[DATA FOR PROCESSING]:
★ ★ ★ ★ ★

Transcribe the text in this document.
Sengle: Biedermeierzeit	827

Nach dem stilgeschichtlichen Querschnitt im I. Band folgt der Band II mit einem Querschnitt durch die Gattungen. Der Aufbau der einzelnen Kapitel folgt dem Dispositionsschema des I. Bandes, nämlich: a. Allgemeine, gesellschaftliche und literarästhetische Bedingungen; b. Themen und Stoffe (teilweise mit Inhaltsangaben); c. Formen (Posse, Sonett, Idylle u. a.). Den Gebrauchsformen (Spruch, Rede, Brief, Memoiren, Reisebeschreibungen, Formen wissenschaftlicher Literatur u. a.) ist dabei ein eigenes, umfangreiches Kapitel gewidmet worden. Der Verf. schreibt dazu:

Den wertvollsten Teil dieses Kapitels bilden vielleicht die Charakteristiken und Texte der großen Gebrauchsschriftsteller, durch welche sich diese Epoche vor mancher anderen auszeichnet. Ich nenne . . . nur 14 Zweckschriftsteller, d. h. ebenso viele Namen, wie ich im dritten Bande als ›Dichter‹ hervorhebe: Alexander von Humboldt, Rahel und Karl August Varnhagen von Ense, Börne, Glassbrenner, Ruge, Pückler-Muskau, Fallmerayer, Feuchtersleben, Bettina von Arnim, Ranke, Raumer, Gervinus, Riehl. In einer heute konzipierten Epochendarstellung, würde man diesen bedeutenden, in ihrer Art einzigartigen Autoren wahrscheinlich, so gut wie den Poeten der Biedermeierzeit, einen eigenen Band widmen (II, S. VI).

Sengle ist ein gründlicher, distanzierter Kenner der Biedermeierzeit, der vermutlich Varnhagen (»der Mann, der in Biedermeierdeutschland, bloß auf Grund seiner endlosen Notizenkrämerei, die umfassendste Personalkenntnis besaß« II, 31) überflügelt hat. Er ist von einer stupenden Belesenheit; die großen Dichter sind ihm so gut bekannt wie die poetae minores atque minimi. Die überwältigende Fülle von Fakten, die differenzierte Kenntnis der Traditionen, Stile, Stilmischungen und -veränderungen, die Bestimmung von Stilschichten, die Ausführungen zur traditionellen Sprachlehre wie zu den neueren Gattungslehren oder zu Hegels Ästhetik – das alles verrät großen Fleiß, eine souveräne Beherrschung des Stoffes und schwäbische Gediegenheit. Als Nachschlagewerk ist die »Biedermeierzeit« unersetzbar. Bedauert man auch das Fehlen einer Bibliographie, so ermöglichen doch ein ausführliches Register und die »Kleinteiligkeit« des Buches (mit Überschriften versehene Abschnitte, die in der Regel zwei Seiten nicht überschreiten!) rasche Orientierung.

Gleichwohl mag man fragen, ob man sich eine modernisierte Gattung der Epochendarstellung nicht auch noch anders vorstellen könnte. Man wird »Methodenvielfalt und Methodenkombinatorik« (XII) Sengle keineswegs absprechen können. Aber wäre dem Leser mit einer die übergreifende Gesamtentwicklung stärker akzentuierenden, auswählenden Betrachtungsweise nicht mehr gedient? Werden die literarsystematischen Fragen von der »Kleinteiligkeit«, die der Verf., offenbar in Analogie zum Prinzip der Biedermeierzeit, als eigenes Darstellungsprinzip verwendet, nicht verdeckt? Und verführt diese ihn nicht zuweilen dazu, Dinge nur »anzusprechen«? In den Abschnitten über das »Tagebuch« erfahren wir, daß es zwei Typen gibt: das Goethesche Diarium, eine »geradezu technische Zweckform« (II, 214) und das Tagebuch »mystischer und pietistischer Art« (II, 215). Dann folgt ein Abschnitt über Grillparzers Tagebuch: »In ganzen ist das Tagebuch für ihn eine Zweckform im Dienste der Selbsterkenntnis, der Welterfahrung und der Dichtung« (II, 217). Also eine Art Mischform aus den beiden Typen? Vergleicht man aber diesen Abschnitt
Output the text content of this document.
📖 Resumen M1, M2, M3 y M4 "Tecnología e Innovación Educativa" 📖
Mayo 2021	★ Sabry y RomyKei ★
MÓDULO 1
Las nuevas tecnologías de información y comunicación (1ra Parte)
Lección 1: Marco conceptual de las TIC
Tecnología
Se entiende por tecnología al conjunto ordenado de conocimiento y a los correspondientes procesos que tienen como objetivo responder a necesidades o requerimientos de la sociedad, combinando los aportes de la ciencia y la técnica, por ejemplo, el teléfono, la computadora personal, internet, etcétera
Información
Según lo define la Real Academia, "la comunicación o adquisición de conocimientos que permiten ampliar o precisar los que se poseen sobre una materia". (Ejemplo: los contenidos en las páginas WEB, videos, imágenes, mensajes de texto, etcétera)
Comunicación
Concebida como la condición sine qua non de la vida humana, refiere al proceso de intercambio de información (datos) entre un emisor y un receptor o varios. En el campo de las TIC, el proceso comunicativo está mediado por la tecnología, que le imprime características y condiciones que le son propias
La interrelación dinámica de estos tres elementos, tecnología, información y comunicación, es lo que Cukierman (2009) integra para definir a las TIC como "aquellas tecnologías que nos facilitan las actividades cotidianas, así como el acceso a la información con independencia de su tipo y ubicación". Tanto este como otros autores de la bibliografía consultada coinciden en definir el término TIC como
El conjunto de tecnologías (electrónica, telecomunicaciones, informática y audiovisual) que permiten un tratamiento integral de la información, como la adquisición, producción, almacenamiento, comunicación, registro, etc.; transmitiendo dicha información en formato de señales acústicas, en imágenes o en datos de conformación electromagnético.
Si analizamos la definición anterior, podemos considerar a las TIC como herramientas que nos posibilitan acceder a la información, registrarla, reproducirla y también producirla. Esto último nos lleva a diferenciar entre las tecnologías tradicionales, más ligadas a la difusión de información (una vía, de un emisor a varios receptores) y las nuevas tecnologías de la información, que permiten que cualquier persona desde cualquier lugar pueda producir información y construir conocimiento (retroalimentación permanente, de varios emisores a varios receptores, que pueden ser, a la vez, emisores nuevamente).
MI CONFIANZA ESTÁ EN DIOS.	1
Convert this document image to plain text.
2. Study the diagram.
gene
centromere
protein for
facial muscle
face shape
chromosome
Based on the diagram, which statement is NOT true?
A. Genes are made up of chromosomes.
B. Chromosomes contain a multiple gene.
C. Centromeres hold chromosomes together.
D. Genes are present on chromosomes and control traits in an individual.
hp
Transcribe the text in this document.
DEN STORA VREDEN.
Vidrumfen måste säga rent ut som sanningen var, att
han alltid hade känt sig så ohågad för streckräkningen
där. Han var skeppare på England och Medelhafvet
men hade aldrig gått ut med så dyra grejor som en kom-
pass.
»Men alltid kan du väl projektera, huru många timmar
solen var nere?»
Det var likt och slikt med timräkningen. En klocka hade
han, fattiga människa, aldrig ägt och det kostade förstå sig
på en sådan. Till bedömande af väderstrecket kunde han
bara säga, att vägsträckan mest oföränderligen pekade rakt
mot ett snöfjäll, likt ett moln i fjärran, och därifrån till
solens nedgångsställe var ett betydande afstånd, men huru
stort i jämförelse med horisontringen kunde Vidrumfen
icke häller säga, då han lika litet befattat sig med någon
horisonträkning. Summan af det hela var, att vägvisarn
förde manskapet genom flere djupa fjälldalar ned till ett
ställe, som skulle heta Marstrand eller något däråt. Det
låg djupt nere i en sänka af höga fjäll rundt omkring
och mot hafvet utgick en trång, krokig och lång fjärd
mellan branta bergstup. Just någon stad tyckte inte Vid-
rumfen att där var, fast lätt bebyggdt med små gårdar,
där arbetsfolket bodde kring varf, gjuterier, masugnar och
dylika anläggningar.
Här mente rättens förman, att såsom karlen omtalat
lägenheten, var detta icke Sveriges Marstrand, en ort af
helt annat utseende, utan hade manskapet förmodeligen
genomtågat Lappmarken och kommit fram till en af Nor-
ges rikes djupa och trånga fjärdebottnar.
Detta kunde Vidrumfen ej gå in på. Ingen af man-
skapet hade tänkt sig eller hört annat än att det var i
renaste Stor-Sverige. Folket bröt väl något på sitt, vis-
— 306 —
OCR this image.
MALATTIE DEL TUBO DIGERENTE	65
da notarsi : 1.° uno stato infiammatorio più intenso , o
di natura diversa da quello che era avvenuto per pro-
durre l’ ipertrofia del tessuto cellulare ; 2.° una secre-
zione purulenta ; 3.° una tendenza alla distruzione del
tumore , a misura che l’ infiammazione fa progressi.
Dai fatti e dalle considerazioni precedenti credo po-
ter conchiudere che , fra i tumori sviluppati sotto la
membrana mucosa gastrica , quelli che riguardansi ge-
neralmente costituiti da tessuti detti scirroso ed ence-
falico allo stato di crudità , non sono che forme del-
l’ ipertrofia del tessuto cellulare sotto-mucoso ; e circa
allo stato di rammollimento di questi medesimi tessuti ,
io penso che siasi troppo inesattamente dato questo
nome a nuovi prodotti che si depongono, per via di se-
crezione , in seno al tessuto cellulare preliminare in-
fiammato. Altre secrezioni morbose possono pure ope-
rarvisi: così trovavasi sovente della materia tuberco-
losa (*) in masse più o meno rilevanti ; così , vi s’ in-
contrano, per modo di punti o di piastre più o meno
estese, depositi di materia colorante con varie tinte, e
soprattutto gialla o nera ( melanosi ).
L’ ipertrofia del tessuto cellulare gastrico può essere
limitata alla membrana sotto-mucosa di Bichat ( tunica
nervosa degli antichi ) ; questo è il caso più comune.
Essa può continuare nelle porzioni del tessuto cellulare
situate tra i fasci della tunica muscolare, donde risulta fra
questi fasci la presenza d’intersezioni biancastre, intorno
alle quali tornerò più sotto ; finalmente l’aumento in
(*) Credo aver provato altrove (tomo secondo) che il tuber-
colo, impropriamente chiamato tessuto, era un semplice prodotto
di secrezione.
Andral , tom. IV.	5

★ ★ ★ ★ ★

[ACTION ITEM]: Show all lines from the data above in which the word "alltid" appears.

[ANSWER SECTION]:
han alltid hade känt sig så ohågad för streckräkningen
»Men alltid kan du väl projektera, huru många timmar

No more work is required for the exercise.